[BEGIN Records provided]

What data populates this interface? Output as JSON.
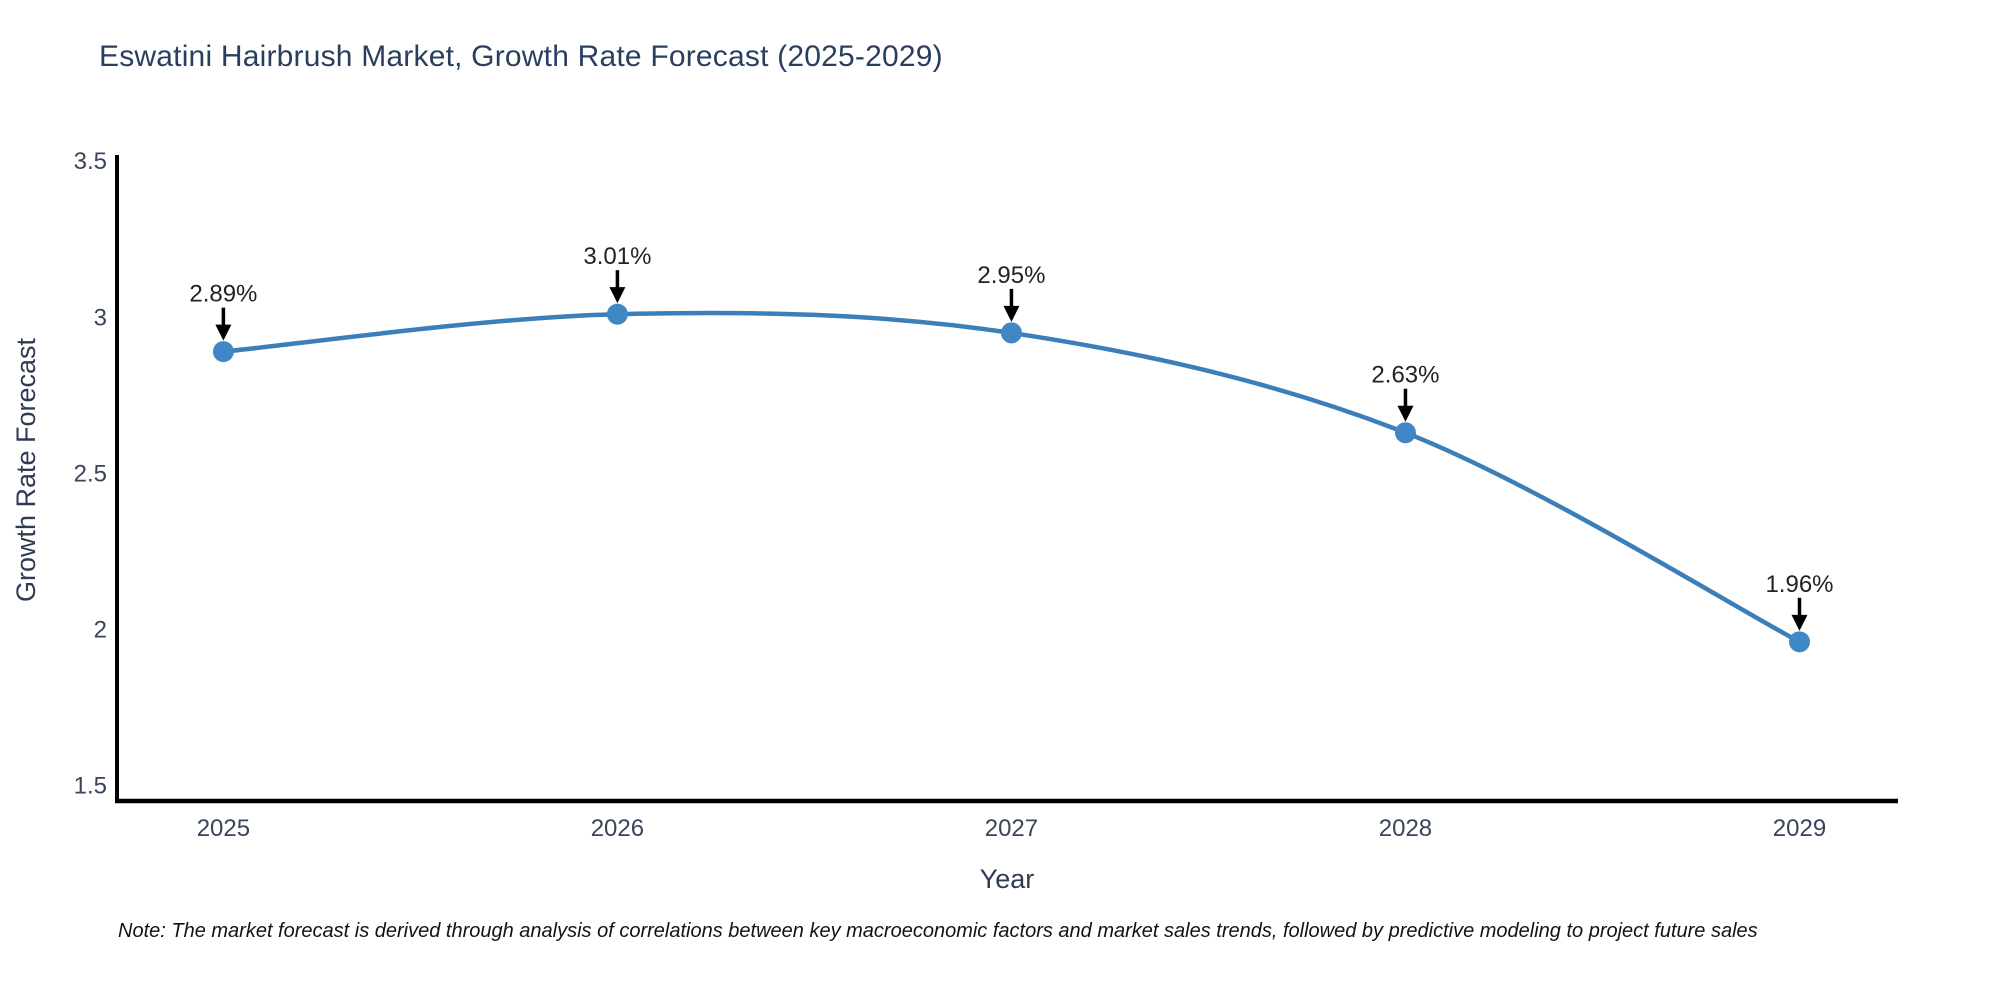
{
  "chart_data": {
    "type": "line",
    "title": "Eswatini Hairbrush Market, Growth Rate Forecast (2025-2029)",
    "xlabel": "Year",
    "ylabel": "Growth Rate Forecast",
    "x": [
      2025,
      2026,
      2027,
      2028,
      2029
    ],
    "x_tick_labels": [
      "2025",
      "2026",
      "2027",
      "2028",
      "2029"
    ],
    "values": [
      2.89,
      3.01,
      2.95,
      2.63,
      1.96
    ],
    "point_labels": [
      "2.89%",
      "3.01%",
      "2.95%",
      "2.63%",
      "1.96%"
    ],
    "y_tick_values": [
      1.5,
      2,
      2.5,
      3,
      3.5
    ],
    "y_tick_labels": [
      "1.5",
      "2",
      "2.5",
      "3",
      "3.5"
    ],
    "xlim": [
      2024.73,
      2029.25
    ],
    "ylim": [
      1.45,
      3.52
    ],
    "grid": false,
    "legend_position": "none",
    "curve": "spline",
    "line_color": "#3c7eb8",
    "marker_color": "#3f88c5",
    "annotation_color": "#222222",
    "arrow_color": "#000000",
    "axis_color": "#000000",
    "title_color": "#2a3f5f",
    "axis_title_color": "#2f3b52",
    "tick_color": "#39455a"
  },
  "note": "Note: The market forecast is derived through analysis of correlations between key macroeconomic factors and market sales trends, followed by predictive modeling to project future sales"
}
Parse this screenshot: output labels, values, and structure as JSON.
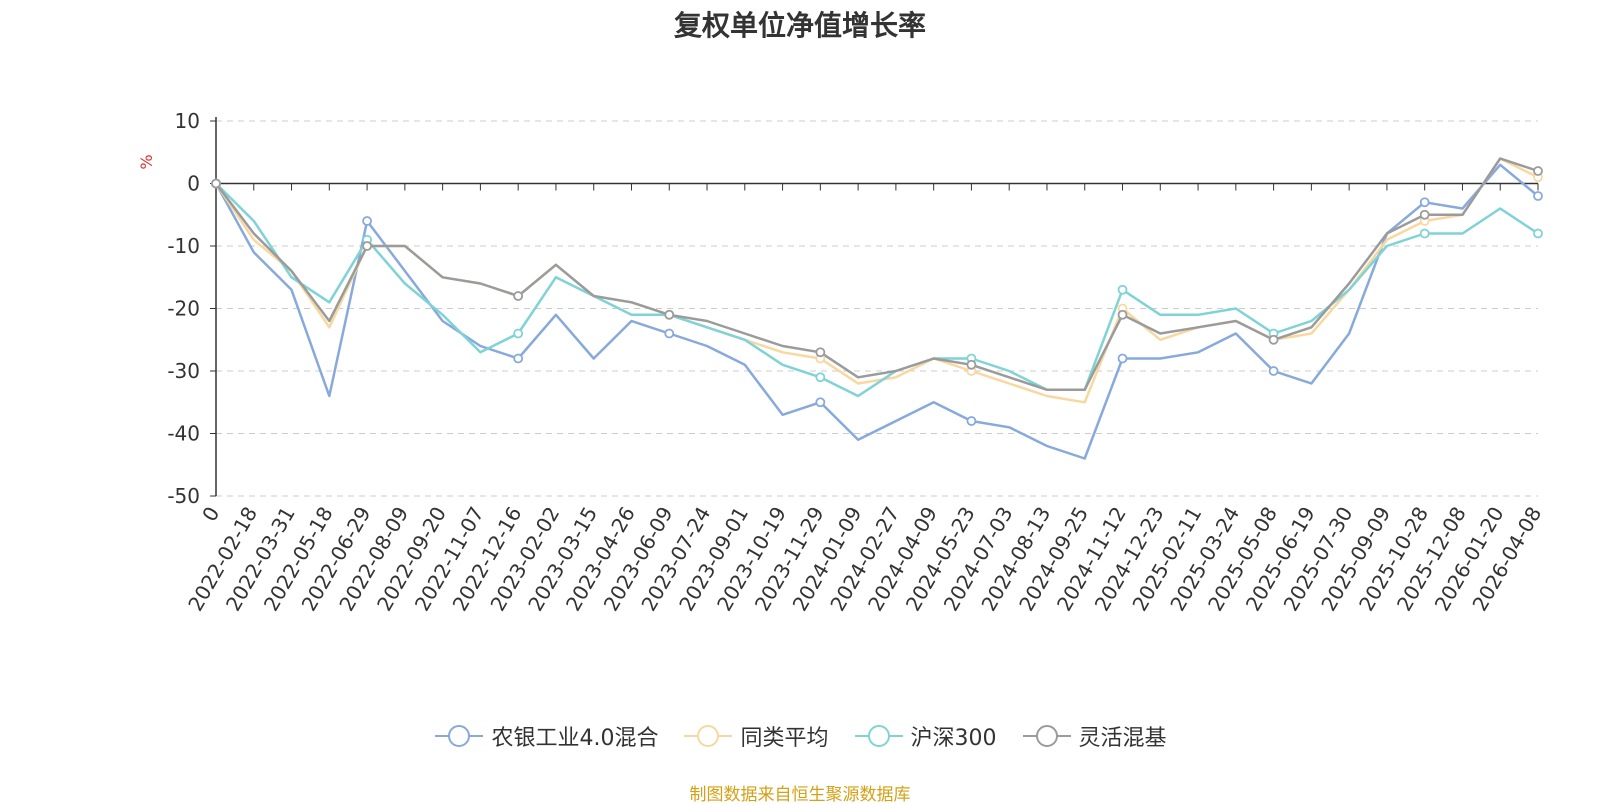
{
  "chart_data": {
    "type": "line",
    "title": "复权单位净值增长率",
    "ylabel": "%",
    "xlabel": "",
    "ylim": [
      -50,
      10
    ],
    "yticks": [
      10,
      0,
      -10,
      -20,
      -30,
      -40,
      -50
    ],
    "x": [
      "0",
      "2022-02-18",
      "2022-03-31",
      "2022-05-18",
      "2022-06-29",
      "2022-08-09",
      "2022-09-20",
      "2022-11-07",
      "2022-12-16",
      "2023-02-02",
      "2023-03-15",
      "2023-04-26",
      "2023-06-09",
      "2023-07-24",
      "2023-09-01",
      "2023-10-19",
      "2023-11-29",
      "2024-01-09",
      "2024-02-27",
      "2024-04-09",
      "2024-05-23",
      "2024-07-03",
      "2024-08-13",
      "2024-09-25",
      "2024-11-12",
      "2024-12-23",
      "2025-02-11",
      "2025-03-24",
      "2025-05-08",
      "2025-06-19",
      "2025-07-30",
      "2025-09-09",
      "2025-10-28",
      "2025-12-08",
      "2026-01-20",
      "2026-04-08"
    ],
    "series": [
      {
        "name": "农银工业4.0混合",
        "color": "#87a9dc",
        "values": [
          0,
          -11,
          -17,
          -34,
          -6,
          -14,
          -22,
          -26,
          -28,
          -21,
          -28,
          -22,
          -24,
          -26,
          -29,
          -37,
          -35,
          -41,
          -38,
          -35,
          -38,
          -39,
          -42,
          -44,
          -28,
          -28,
          -27,
          -24,
          -30,
          -32,
          -24,
          -8,
          -3,
          -4,
          3,
          -2
        ]
      },
      {
        "name": "同类平均",
        "color": "#f8d8a0",
        "values": [
          0,
          -9,
          -14,
          -23,
          -10,
          -10,
          -15,
          -16,
          -18,
          -13,
          -18,
          -19,
          -21,
          -23,
          -25,
          -27,
          -28,
          -32,
          -31,
          -28,
          -30,
          -32,
          -34,
          -35,
          -20,
          -25,
          -23,
          -22,
          -25,
          -24,
          -17,
          -9,
          -6,
          -5,
          4,
          1
        ]
      },
      {
        "name": "沪深300",
        "color": "#7fd3d6",
        "values": [
          0,
          -6,
          -15,
          -19,
          -9,
          -16,
          -21,
          -27,
          -24,
          -15,
          -18,
          -21,
          -21,
          -23,
          -25,
          -29,
          -31,
          -34,
          -30,
          -28,
          -28,
          -30,
          -33,
          -33,
          -17,
          -21,
          -21,
          -20,
          -24,
          -22,
          -17,
          -10,
          -8,
          -8,
          -4,
          -8
        ]
      },
      {
        "name": "灵活混基",
        "color": "#9b9b9b",
        "values": [
          0,
          -8,
          -14,
          -22,
          -10,
          -10,
          -15,
          -16,
          -18,
          -13,
          -18,
          -19,
          -21,
          -22,
          -24,
          -26,
          -27,
          -31,
          -30,
          -28,
          -29,
          -31,
          -33,
          -33,
          -21,
          -24,
          -23,
          -22,
          -25,
          -23,
          -16,
          -8,
          -5,
          -5,
          4,
          2
        ]
      }
    ]
  },
  "source_text": "制图数据来自恒生聚源数据库"
}
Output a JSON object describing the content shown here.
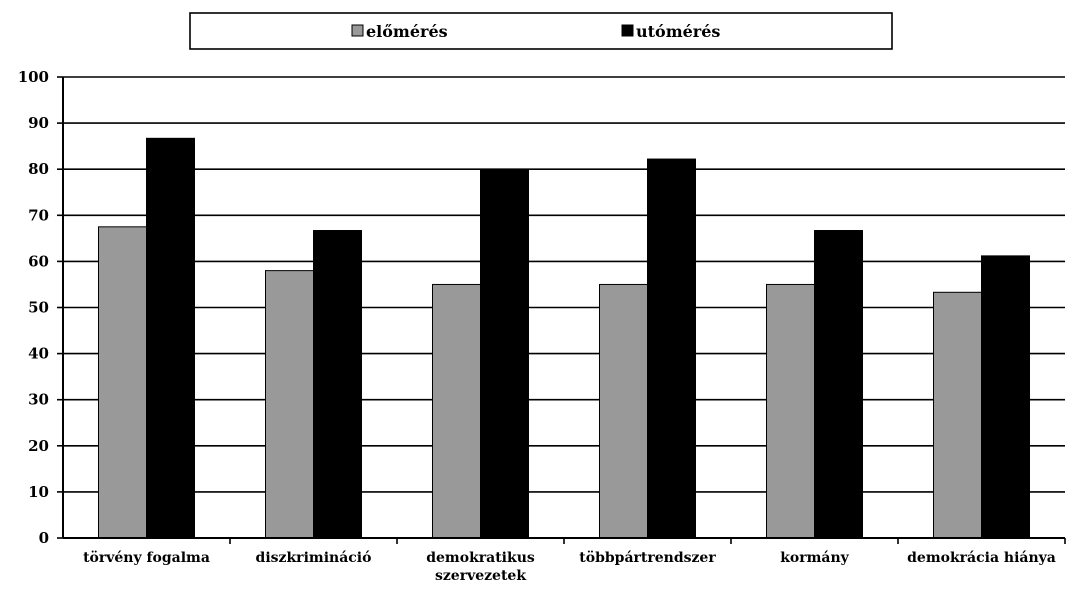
{
  "chart_data": {
    "type": "bar",
    "categories": [
      [
        "törvény fogalma"
      ],
      [
        "diszkrimináció"
      ],
      [
        "demokratikus",
        "szervezetek"
      ],
      [
        "többpártrendszer"
      ],
      [
        "kormány"
      ],
      [
        "demokrácia hiánya"
      ]
    ],
    "series": [
      {
        "name": "előmérés",
        "color": "#999999",
        "values": [
          67.5,
          58,
          55,
          55,
          55,
          53.3
        ]
      },
      {
        "name": "utómérés",
        "color": "#000000",
        "values": [
          86.7,
          66.7,
          80,
          82.2,
          66.7,
          61.2
        ]
      }
    ],
    "ylim": [
      0,
      100
    ],
    "yticks": [
      0,
      10,
      20,
      30,
      40,
      50,
      60,
      70,
      80,
      90,
      100
    ],
    "grid": true,
    "legend_position": "top"
  }
}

[END Records provided]

# [Given instruction]
Beginning with the line that contains "Output a JSON", repeat every remaining line of the data exactly, the last line included, and omit pictures.

# [Solution for this task]
Output a JSON object describing the content shown here.
{
  "chart_data": {
    "type": "bar",
    "categories": [
      [
        "törvény fogalma"
      ],
      [
        "diszkrimináció"
      ],
      [
        "demokratikus",
        "szervezetek"
      ],
      [
        "többpártrendszer"
      ],
      [
        "kormány"
      ],
      [
        "demokrácia hiánya"
      ]
    ],
    "series": [
      {
        "name": "előmérés",
        "color": "#999999",
        "values": [
          67.5,
          58,
          55,
          55,
          55,
          53.3
        ]
      },
      {
        "name": "utómérés",
        "color": "#000000",
        "values": [
          86.7,
          66.7,
          80,
          82.2,
          66.7,
          61.2
        ]
      }
    ],
    "ylim": [
      0,
      100
    ],
    "yticks": [
      0,
      10,
      20,
      30,
      40,
      50,
      60,
      70,
      80,
      90,
      100
    ],
    "grid": true,
    "legend_position": "top"
  }
}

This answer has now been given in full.